### MATERIAL FOR THE TASK
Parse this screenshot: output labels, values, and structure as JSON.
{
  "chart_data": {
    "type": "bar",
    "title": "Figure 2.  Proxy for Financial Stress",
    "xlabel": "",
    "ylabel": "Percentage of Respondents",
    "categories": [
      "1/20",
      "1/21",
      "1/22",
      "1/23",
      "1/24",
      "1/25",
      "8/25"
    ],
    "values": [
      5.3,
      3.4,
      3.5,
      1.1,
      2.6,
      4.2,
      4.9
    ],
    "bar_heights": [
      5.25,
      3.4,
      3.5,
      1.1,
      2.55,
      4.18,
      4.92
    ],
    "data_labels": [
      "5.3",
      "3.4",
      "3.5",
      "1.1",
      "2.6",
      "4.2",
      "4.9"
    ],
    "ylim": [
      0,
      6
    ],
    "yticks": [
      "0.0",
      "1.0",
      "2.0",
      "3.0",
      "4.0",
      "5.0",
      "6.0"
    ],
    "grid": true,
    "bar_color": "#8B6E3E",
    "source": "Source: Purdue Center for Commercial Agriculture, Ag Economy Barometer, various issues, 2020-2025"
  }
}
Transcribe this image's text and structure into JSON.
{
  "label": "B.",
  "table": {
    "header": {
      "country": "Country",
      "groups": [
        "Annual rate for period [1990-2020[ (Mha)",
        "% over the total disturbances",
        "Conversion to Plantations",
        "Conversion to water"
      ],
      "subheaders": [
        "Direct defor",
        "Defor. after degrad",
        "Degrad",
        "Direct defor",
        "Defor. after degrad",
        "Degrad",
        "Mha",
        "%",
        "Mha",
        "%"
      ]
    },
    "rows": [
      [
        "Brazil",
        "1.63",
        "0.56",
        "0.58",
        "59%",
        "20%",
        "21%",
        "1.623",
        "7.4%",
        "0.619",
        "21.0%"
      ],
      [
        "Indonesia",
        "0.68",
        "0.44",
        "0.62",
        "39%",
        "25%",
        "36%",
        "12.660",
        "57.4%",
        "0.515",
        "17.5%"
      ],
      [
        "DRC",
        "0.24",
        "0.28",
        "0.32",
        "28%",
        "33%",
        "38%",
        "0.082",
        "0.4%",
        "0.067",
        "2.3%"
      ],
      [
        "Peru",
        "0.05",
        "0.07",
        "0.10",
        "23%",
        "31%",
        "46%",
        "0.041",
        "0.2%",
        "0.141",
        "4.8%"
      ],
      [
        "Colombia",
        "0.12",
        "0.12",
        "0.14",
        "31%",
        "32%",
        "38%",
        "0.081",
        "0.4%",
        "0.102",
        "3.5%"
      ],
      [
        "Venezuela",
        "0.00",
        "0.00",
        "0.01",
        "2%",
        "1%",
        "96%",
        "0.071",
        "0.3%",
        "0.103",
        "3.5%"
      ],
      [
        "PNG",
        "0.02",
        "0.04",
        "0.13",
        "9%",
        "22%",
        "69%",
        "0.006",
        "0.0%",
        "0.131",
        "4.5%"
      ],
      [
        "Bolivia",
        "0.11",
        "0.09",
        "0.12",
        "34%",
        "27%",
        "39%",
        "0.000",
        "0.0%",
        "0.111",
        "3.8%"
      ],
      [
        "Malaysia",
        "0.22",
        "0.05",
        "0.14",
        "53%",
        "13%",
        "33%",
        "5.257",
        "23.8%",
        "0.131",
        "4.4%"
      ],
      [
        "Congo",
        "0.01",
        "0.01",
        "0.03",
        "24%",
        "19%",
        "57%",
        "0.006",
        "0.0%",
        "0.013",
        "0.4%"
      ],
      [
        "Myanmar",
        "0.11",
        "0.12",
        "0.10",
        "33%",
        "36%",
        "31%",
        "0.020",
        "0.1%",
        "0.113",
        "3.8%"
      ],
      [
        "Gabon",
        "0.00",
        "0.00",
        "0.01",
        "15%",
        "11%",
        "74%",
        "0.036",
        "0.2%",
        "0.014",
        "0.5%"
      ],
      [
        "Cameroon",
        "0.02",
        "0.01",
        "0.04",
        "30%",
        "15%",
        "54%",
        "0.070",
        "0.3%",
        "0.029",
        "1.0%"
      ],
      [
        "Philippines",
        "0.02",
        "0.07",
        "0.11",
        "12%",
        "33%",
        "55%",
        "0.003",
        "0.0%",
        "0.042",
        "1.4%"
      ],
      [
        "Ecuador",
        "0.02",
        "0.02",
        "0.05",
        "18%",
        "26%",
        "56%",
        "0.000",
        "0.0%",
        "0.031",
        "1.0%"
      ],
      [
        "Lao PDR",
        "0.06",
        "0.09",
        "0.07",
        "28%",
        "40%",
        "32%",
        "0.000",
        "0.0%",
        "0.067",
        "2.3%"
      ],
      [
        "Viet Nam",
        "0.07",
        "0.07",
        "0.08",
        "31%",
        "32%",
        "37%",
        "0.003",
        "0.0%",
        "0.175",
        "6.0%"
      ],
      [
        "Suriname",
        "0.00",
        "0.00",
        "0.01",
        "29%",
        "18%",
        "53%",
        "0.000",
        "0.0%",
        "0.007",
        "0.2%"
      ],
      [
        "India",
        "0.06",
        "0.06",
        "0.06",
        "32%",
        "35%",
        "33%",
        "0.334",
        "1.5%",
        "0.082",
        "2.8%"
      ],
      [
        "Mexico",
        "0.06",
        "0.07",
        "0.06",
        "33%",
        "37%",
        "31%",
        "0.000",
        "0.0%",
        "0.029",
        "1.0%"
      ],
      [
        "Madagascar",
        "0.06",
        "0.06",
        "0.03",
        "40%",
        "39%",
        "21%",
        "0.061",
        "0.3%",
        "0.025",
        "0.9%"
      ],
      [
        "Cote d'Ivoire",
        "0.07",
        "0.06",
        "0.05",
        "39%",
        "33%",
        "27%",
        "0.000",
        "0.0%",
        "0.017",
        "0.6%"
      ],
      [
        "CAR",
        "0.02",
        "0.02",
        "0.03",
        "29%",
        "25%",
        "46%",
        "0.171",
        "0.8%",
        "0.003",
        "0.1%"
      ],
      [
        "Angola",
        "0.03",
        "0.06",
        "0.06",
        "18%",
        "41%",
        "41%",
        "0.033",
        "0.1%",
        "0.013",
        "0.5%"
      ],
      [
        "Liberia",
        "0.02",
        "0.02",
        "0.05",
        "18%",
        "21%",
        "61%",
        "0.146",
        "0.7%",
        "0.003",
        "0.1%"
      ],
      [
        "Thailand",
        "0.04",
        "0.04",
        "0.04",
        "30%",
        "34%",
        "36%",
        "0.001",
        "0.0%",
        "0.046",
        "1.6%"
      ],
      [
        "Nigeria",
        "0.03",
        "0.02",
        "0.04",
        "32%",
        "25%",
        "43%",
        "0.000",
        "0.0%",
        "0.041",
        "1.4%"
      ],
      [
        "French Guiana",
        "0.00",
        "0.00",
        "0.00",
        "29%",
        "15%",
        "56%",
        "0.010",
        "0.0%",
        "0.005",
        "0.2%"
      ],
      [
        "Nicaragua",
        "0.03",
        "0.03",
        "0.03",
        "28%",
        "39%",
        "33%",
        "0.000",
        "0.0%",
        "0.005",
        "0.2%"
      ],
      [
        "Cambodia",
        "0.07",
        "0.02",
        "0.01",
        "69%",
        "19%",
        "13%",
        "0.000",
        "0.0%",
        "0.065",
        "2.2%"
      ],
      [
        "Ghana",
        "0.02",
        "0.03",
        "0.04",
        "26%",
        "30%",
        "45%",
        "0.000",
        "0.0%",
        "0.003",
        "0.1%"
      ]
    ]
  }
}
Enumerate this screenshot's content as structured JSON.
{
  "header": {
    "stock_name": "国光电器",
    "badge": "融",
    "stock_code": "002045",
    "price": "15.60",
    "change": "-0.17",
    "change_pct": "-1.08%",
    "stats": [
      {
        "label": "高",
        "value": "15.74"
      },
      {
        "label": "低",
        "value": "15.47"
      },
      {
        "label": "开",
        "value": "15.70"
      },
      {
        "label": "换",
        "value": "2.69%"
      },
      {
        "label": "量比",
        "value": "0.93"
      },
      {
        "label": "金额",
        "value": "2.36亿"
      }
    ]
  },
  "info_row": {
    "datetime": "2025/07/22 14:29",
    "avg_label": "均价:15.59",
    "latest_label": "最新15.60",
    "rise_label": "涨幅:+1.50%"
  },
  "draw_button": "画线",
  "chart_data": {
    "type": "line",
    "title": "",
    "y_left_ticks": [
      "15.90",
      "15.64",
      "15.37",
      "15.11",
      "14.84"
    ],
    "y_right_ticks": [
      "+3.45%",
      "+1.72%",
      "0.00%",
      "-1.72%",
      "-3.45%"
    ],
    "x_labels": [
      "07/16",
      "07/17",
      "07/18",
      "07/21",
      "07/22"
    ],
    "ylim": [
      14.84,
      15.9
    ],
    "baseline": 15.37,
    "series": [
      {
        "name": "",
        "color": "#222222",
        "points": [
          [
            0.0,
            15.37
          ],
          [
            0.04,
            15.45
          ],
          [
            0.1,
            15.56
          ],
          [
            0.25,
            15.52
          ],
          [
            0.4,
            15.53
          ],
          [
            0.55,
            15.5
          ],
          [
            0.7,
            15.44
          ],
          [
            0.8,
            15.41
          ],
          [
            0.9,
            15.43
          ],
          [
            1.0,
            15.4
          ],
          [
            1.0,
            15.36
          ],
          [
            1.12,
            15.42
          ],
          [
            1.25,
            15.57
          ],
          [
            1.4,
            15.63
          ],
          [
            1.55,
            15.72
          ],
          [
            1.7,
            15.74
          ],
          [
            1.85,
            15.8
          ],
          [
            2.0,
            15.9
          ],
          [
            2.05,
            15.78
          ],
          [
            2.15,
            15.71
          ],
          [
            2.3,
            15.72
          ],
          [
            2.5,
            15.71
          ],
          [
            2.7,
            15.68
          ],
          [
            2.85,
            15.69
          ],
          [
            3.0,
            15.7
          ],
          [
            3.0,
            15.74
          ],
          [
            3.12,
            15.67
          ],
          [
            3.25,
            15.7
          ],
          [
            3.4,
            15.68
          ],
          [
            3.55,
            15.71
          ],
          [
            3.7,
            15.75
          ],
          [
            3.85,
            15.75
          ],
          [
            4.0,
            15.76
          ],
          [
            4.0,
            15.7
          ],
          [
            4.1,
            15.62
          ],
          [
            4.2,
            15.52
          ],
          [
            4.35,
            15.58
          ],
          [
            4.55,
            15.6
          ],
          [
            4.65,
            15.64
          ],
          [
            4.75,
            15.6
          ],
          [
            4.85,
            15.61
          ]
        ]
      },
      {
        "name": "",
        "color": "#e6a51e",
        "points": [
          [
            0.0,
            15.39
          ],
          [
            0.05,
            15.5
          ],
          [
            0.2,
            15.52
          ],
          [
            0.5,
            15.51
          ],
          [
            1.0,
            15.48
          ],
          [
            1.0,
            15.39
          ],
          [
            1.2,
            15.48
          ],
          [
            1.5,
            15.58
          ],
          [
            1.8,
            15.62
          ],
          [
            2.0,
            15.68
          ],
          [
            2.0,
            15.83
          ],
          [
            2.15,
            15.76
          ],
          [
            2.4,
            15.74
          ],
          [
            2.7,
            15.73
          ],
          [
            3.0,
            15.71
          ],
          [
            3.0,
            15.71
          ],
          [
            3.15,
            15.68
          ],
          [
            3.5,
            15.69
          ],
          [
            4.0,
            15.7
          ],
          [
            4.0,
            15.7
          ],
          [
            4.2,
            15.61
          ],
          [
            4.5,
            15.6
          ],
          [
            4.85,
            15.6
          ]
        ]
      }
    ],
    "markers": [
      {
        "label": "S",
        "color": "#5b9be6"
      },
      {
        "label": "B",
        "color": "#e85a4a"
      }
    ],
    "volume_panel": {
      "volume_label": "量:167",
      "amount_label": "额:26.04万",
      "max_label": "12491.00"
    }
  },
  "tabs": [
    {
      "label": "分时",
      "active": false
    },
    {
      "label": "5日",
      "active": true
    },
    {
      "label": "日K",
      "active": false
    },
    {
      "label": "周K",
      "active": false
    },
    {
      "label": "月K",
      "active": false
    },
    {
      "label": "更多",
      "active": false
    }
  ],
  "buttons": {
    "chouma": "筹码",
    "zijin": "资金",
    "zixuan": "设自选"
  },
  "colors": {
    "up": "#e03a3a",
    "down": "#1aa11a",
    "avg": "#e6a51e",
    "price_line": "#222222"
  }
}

### YOUR GOAL
Each line holding "JSON" must be found and copied.

### FINISHED ANSWER
Parse this screenshot: output labels, values, and structure as JSON.
Transcribe this image's text and structure into JSON.
Enumerate this screenshot's content as structured JSON.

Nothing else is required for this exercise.